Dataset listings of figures
* START *
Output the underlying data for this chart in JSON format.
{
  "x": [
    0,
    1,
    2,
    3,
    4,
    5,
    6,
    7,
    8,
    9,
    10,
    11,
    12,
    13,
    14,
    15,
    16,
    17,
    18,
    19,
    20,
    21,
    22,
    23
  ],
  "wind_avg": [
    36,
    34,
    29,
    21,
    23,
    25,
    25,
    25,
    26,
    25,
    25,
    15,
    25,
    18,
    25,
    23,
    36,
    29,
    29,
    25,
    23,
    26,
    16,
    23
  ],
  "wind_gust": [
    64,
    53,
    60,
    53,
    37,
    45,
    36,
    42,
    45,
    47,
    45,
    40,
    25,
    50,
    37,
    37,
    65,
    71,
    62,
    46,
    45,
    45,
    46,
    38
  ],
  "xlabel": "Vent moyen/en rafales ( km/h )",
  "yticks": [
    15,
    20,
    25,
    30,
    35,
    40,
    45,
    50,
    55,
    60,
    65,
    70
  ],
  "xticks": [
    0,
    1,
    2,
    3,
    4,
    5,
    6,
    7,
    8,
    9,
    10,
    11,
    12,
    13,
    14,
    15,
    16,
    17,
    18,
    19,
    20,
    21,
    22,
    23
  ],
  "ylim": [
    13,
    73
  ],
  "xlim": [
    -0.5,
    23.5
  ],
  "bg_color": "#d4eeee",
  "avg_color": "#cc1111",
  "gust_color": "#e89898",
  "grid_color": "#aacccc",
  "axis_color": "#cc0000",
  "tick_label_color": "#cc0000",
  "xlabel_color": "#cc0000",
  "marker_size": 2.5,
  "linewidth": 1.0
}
* END *
## What is needed
The records above are to be copied in full, exactly as written.

## Task response
Output the underlying data for this chart in JSON format.
{
  "x": [
    0,
    1,
    2,
    3,
    4,
    5,
    6,
    7,
    8,
    9,
    10,
    11,
    12,
    13,
    14,
    15,
    16,
    17,
    18,
    19,
    20,
    21,
    22,
    23
  ],
  "wind_avg": [
    36,
    34,
    29,
    21,
    23,
    25,
    25,
    25,
    26,
    25,
    25,
    15,
    25,
    18,
    25,
    23,
    36,
    29,
    29,
    25,
    23,
    26,
    16,
    23
  ],
  "wind_gust": [
    64,
    53,
    60,
    53,
    37,
    45,
    36,
    42,
    45,
    47,
    45,
    40,
    25,
    50,
    37,
    37,
    65,
    71,
    62,
    46,
    45,
    45,
    46,
    38
  ],
  "xlabel": "Vent moyen/en rafales ( km/h )",
  "yticks": [
    15,
    20,
    25,
    30,
    35,
    40,
    45,
    50,
    55,
    60,
    65,
    70
  ],
  "xticks": [
    0,
    1,
    2,
    3,
    4,
    5,
    6,
    7,
    8,
    9,
    10,
    11,
    12,
    13,
    14,
    15,
    16,
    17,
    18,
    19,
    20,
    21,
    22,
    23
  ],
  "ylim": [
    13,
    73
  ],
  "xlim": [
    -0.5,
    23.5
  ],
  "bg_color": "#d4eeee",
  "avg_color": "#cc1111",
  "gust_color": "#e89898",
  "grid_color": "#aacccc",
  "axis_color": "#cc0000",
  "tick_label_color": "#cc0000",
  "xlabel_color": "#cc0000",
  "marker_size": 2.5,
  "linewidth": 1.0
}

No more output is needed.